(Collected data)
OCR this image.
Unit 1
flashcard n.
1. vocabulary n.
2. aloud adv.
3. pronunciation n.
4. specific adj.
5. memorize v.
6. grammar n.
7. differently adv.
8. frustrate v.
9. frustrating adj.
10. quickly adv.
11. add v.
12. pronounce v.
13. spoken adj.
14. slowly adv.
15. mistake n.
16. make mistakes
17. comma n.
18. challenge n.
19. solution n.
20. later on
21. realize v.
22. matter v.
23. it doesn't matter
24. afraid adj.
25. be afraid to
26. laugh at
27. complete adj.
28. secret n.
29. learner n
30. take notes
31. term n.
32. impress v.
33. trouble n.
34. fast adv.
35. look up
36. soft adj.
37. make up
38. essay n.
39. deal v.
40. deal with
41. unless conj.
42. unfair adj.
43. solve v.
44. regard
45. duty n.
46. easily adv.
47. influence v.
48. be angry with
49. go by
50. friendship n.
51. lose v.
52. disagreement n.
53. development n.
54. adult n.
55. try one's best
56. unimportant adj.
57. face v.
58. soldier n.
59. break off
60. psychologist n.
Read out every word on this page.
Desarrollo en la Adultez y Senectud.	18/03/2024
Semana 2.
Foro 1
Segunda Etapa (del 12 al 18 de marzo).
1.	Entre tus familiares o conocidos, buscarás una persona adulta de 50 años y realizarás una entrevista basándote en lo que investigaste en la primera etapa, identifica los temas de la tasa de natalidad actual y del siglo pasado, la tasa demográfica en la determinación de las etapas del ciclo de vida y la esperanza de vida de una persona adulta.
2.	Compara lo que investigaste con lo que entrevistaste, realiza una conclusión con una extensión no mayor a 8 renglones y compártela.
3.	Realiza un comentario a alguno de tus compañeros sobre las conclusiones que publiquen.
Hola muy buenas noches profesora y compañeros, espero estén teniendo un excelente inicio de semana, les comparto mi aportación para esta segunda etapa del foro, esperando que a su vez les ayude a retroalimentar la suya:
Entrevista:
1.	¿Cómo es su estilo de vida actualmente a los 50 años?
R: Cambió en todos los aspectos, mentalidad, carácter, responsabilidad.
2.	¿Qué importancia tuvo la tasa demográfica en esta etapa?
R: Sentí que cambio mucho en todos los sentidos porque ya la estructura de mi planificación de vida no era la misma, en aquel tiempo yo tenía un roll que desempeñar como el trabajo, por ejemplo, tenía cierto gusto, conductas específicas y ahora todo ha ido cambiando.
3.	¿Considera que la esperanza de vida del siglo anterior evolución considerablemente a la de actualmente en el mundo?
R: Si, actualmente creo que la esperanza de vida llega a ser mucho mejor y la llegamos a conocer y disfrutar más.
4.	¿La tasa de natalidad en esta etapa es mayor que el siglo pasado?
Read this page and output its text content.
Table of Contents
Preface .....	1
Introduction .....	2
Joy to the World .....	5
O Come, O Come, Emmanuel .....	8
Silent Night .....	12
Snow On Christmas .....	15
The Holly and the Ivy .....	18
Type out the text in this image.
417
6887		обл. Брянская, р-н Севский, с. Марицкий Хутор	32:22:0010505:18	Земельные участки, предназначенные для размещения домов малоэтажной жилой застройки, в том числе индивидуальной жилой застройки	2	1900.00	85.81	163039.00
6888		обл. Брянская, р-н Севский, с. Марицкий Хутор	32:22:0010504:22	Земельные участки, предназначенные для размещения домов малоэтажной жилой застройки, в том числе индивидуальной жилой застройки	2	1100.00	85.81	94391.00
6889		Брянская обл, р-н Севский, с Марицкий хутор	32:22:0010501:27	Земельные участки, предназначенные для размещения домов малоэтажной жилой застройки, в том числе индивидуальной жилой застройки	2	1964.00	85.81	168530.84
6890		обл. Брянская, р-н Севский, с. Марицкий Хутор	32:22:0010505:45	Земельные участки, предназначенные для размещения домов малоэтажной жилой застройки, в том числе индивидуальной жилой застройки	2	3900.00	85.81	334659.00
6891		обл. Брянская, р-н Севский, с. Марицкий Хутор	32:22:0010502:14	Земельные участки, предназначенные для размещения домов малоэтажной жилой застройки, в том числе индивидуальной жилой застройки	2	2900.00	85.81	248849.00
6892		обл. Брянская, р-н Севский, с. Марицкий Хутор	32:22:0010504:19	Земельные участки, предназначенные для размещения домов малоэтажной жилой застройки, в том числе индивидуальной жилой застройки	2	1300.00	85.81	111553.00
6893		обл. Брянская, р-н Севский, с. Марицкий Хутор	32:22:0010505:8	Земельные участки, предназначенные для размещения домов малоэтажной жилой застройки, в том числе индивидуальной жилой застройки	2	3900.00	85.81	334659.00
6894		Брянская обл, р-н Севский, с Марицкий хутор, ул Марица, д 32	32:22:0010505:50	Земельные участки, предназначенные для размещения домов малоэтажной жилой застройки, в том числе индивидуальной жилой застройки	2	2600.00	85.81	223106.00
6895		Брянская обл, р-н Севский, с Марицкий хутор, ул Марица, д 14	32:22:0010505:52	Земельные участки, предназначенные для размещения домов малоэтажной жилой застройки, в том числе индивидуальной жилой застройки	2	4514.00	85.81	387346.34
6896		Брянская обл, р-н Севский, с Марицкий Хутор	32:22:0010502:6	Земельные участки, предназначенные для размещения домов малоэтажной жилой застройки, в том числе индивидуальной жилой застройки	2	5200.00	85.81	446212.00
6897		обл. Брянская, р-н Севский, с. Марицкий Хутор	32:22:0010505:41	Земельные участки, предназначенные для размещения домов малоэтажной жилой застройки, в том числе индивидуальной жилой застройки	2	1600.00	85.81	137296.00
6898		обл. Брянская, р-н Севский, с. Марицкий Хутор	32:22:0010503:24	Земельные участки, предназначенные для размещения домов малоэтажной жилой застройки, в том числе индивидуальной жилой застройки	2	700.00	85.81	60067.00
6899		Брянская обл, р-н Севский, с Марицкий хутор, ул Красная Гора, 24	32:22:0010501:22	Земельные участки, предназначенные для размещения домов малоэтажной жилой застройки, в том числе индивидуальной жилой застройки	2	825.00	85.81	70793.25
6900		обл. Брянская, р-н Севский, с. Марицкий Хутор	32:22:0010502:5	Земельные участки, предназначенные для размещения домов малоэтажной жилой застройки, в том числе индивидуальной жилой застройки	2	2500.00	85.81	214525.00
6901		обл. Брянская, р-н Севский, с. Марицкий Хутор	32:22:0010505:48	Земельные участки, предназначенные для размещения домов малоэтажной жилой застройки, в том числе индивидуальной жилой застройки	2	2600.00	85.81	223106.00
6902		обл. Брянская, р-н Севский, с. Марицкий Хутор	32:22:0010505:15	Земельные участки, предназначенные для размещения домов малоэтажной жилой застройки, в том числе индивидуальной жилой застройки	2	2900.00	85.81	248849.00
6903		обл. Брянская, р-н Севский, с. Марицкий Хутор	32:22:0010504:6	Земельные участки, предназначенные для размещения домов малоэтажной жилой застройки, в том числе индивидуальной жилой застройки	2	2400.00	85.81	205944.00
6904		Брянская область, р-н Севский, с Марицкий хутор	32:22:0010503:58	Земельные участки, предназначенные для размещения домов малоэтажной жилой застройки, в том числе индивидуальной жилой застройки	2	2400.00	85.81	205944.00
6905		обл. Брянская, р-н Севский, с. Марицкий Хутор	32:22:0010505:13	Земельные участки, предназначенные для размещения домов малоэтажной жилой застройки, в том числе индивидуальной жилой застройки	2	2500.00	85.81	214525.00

### STATED EXERCISE
Among the lines of the data, identify those with the word "this". Copy each of them.

### THE OUTPUT
OCR this image.
Read out every word on this page.
Read this page and output its text content.
Type out the text in this image.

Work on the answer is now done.